**Written instruction**:
Identify the lines that include the word "Output", then copy all of them.

**Excerpted records**:
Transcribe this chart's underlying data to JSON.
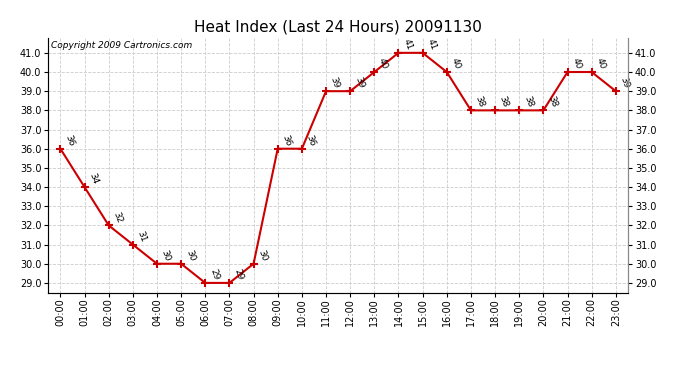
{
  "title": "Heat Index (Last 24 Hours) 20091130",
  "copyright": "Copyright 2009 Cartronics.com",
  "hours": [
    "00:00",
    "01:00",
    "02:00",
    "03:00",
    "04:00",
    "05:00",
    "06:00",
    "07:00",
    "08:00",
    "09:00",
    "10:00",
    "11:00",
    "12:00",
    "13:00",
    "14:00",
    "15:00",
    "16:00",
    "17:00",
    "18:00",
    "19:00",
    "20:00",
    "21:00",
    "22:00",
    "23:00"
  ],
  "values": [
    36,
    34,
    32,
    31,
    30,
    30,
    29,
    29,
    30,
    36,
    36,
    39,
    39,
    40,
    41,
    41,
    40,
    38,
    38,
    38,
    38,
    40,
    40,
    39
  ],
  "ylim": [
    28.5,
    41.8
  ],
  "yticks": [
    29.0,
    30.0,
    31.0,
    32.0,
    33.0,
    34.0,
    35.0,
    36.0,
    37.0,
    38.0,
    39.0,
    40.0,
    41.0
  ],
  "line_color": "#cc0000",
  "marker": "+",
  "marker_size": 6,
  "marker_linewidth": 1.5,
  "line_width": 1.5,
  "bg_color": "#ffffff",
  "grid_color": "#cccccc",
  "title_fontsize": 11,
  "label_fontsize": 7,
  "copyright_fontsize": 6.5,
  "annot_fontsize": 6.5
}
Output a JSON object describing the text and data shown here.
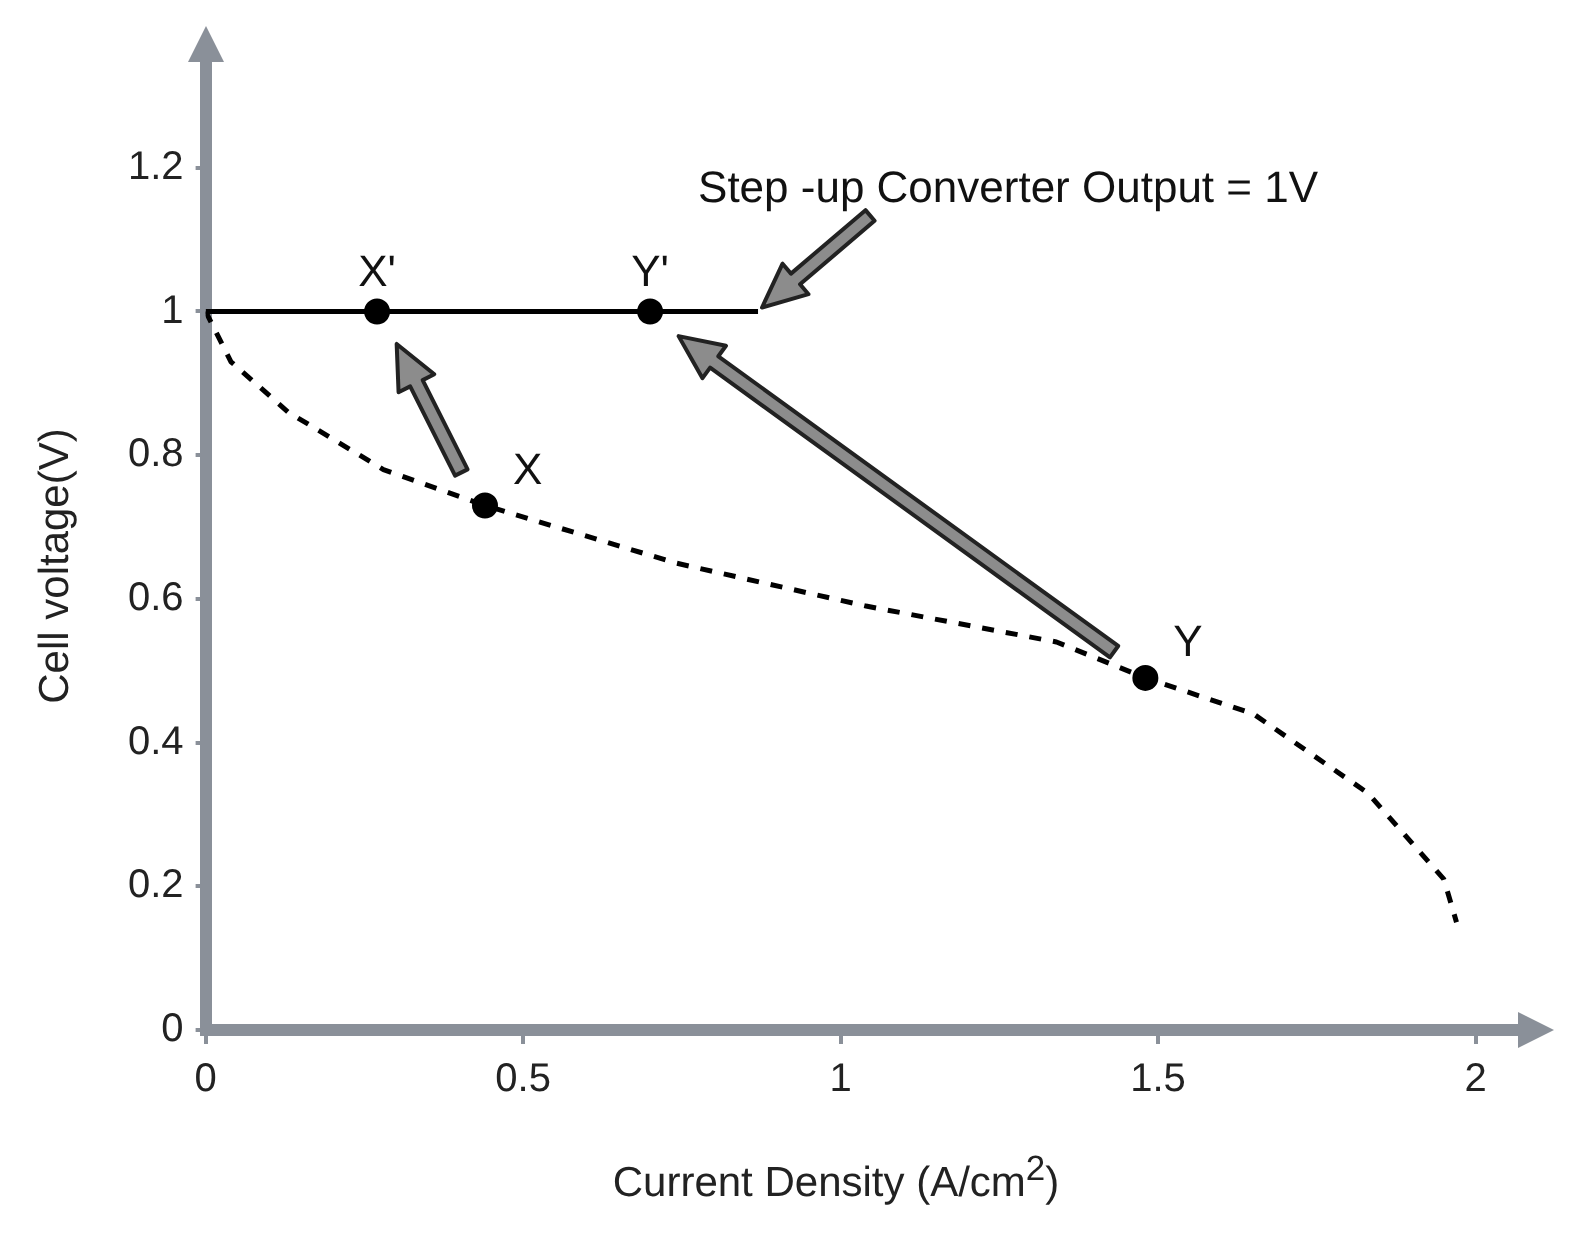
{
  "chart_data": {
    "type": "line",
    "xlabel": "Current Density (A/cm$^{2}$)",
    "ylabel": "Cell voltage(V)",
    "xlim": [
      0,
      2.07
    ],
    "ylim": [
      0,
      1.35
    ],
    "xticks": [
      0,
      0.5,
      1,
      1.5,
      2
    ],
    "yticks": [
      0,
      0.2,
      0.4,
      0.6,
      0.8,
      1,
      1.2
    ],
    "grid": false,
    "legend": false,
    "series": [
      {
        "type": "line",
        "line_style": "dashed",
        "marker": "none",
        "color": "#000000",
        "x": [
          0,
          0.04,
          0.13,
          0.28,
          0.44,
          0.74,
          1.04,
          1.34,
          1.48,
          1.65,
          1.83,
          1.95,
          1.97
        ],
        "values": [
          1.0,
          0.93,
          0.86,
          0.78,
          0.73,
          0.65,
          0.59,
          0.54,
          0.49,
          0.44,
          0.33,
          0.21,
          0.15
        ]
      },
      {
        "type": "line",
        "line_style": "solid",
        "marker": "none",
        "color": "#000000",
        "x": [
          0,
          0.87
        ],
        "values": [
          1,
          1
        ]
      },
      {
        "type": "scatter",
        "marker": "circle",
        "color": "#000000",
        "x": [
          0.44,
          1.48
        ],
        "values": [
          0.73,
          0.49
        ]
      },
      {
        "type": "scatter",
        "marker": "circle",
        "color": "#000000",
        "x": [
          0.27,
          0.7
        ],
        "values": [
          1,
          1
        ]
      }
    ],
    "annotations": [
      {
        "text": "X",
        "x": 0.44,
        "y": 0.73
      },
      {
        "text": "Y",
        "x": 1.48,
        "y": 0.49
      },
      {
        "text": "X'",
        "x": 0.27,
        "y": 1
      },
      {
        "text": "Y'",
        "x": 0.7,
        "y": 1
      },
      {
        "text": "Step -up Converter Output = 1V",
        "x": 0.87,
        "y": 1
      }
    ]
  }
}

**Solved exercise**:
Output a JSON object describing the text and data shown here.
        "text": "Step -up Converter Output = 1V",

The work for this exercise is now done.